For each line below that contains the string "method", copy that line.

SUPPLIED DATA:
::::

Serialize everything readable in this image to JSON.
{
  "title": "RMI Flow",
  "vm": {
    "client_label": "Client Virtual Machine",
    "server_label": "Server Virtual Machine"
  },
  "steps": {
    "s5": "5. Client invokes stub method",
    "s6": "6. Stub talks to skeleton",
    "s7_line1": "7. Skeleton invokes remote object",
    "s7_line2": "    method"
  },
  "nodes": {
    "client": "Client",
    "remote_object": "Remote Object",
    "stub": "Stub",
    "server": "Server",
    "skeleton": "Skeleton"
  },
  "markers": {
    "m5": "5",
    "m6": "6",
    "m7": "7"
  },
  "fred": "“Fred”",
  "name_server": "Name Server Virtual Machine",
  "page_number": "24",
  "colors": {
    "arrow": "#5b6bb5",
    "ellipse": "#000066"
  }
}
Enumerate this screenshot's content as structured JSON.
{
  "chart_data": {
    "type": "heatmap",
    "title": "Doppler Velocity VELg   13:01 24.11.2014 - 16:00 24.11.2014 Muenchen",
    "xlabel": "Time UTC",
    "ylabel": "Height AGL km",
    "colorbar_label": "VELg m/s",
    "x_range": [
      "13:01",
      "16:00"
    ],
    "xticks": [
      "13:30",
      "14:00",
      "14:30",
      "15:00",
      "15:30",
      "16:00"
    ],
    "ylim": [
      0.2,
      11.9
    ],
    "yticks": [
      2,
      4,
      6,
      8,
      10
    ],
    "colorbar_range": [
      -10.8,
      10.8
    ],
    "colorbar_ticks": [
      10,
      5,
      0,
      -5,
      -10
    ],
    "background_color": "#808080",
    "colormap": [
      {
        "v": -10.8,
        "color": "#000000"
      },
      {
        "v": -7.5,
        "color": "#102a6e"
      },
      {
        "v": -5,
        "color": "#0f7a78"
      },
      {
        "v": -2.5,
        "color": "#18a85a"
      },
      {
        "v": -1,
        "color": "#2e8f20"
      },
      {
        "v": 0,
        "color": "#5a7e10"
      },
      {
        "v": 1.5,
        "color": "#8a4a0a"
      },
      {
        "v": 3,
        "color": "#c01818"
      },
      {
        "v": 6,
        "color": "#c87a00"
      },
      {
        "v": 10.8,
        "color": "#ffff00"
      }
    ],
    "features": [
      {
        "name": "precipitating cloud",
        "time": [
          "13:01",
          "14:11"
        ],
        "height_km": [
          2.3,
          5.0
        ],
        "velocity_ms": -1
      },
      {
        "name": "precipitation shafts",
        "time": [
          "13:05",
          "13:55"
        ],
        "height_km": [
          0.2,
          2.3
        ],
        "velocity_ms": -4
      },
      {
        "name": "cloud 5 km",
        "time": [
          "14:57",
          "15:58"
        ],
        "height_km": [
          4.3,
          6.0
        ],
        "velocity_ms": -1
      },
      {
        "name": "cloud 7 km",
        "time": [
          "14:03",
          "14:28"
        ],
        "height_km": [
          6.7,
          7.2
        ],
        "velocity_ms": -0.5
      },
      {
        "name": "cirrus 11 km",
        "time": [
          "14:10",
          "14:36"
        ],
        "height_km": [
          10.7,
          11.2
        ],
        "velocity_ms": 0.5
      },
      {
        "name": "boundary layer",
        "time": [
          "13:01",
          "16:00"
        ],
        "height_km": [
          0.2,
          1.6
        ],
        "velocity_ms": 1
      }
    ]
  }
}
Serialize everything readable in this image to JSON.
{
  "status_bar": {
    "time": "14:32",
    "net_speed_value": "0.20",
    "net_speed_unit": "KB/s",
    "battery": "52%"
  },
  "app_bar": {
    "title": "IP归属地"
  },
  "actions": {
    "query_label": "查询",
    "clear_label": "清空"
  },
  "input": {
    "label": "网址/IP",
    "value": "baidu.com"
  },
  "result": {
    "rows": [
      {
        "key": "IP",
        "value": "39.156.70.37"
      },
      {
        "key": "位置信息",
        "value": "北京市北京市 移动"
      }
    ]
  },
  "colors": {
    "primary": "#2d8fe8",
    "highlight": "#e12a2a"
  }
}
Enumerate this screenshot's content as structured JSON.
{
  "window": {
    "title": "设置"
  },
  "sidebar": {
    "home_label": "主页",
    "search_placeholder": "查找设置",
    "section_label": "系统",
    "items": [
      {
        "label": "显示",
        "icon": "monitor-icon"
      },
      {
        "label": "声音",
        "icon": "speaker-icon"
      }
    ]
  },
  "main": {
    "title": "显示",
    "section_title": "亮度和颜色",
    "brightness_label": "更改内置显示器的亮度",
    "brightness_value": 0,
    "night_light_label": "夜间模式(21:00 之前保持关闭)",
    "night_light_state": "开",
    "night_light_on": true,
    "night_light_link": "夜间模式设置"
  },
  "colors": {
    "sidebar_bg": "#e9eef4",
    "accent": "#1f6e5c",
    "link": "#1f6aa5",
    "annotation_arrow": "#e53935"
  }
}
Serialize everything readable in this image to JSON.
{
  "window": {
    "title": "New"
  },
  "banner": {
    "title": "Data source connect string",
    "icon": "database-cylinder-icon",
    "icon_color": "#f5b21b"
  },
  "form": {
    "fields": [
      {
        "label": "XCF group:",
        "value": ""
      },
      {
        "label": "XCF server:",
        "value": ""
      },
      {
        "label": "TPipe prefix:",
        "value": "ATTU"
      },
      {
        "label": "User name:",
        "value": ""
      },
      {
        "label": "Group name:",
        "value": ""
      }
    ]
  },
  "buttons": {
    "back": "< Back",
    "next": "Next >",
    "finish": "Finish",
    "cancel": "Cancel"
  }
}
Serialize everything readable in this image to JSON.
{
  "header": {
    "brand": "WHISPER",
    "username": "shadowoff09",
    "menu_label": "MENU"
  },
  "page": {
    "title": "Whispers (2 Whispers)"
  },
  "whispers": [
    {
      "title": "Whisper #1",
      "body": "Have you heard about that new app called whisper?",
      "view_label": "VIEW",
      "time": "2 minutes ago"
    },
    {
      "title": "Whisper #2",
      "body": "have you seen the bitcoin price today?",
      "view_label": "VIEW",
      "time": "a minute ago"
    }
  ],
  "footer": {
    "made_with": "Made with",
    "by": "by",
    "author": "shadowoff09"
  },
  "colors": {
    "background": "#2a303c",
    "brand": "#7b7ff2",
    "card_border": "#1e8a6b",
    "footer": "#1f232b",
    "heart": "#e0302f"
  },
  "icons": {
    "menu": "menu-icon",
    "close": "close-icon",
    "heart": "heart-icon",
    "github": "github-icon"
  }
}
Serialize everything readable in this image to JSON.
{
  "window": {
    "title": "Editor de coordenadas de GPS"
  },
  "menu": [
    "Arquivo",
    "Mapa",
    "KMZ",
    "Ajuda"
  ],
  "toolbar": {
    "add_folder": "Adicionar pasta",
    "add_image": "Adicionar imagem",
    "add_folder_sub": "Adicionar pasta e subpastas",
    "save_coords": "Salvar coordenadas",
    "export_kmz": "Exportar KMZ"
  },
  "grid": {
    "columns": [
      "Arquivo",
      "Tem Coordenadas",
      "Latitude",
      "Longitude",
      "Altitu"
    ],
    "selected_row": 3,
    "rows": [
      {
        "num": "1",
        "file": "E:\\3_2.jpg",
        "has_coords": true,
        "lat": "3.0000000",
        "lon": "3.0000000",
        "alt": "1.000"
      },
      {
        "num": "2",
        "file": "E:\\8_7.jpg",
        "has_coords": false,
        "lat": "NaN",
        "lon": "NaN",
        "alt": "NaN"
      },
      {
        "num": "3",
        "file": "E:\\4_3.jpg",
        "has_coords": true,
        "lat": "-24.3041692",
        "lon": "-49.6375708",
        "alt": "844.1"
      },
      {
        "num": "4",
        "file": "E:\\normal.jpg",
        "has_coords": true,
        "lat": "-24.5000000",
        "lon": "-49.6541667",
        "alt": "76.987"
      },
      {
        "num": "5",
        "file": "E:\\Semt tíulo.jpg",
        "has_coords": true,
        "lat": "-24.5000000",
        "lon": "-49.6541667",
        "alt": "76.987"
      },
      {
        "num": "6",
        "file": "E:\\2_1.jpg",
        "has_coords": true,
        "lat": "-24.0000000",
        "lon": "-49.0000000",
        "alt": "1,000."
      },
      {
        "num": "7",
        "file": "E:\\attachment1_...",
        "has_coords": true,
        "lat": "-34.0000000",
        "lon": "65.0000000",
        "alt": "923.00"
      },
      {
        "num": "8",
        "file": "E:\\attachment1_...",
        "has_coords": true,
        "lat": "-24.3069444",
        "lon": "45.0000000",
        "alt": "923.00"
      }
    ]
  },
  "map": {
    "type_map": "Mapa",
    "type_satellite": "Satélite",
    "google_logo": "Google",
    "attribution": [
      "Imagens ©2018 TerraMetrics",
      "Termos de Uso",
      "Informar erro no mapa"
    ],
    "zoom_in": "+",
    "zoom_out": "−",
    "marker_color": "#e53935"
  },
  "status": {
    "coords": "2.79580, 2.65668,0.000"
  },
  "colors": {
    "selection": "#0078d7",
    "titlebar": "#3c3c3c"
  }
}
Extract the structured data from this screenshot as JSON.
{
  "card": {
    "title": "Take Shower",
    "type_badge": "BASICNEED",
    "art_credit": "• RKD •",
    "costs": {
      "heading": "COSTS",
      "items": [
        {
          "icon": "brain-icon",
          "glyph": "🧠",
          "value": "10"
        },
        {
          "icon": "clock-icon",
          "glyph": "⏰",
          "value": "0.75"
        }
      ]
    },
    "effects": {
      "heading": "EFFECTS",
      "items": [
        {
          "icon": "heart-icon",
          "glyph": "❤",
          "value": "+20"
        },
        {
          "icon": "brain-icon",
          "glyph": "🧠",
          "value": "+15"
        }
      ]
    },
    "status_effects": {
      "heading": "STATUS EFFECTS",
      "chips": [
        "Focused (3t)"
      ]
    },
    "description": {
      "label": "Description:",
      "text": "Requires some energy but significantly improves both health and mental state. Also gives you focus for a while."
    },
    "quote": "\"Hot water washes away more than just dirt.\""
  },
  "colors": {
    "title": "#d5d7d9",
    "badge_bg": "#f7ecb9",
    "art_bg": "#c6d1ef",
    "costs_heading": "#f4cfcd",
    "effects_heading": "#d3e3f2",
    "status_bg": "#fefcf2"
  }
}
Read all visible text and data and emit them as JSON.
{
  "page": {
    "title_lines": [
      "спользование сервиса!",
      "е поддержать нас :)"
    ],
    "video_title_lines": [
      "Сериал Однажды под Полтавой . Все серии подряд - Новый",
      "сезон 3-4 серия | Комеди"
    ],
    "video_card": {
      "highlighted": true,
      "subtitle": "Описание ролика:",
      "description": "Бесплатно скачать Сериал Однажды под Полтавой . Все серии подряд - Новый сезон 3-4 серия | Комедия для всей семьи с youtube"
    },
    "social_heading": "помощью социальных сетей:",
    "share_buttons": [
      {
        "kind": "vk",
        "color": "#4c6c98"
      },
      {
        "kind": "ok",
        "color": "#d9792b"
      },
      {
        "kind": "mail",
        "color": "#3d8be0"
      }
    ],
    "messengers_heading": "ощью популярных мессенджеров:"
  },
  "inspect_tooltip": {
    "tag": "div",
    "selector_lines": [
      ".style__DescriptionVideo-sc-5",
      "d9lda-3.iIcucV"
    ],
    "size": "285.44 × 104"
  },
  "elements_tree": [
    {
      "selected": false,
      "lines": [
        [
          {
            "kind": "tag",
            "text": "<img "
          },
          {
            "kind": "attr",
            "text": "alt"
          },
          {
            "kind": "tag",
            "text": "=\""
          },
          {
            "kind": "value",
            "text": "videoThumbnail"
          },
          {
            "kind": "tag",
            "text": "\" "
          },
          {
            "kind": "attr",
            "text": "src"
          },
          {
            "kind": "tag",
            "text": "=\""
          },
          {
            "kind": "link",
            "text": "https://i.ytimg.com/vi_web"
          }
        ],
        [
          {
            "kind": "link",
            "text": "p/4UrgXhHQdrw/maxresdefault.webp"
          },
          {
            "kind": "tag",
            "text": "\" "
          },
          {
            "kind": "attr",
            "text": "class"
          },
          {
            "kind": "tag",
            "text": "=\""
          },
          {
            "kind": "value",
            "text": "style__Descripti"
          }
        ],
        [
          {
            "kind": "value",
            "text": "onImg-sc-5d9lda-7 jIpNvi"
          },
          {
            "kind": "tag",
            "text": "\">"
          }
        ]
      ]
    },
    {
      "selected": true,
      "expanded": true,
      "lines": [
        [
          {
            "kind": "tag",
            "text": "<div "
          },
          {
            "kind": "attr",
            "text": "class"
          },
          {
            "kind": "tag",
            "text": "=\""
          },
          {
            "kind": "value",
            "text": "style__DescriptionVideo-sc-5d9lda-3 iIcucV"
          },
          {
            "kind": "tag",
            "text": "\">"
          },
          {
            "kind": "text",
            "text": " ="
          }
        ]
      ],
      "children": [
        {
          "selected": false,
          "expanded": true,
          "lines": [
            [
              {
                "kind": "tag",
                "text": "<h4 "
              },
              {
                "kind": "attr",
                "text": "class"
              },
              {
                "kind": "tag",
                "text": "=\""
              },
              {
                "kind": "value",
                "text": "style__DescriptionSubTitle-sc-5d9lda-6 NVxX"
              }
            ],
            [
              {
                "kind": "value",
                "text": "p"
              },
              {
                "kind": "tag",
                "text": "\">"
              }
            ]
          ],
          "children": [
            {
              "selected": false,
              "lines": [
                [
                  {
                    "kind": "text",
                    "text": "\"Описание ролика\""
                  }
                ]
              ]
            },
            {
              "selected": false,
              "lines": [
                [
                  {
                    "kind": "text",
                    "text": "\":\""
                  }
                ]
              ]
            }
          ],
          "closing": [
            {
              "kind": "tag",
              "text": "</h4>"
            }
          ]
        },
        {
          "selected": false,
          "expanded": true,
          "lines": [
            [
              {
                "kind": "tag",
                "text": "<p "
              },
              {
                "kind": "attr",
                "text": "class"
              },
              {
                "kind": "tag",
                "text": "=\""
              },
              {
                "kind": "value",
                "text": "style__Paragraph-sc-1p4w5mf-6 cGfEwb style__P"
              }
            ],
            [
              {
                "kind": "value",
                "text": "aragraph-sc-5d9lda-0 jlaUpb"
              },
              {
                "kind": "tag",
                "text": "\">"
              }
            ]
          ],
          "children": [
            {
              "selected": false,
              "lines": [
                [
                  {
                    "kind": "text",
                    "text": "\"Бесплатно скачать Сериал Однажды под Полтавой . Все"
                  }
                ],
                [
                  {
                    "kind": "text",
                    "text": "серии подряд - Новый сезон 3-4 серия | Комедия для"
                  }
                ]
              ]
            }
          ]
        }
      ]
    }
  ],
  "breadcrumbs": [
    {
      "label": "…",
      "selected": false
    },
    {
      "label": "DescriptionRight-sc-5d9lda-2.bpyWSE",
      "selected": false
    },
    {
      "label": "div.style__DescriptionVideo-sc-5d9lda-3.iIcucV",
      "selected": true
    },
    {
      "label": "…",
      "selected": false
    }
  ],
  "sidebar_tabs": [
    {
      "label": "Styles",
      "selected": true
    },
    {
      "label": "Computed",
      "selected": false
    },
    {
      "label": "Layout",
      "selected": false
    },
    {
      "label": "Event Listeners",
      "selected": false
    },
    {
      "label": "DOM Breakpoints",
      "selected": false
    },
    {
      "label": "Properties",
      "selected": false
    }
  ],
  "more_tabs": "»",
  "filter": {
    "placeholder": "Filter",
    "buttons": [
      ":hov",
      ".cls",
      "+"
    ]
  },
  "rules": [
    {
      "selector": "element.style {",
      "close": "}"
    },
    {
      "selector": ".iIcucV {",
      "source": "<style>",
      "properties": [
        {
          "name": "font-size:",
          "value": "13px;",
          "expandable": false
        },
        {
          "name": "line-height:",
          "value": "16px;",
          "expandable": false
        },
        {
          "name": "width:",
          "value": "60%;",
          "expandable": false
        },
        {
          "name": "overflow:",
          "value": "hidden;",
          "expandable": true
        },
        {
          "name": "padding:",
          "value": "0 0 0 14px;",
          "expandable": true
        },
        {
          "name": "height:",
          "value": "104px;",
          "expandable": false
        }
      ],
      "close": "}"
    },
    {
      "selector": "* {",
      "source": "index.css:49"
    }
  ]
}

::::

PROBLEM SOLUTION:
    "s5": "5. Client invokes stub method",
    "s7_line2": "    method"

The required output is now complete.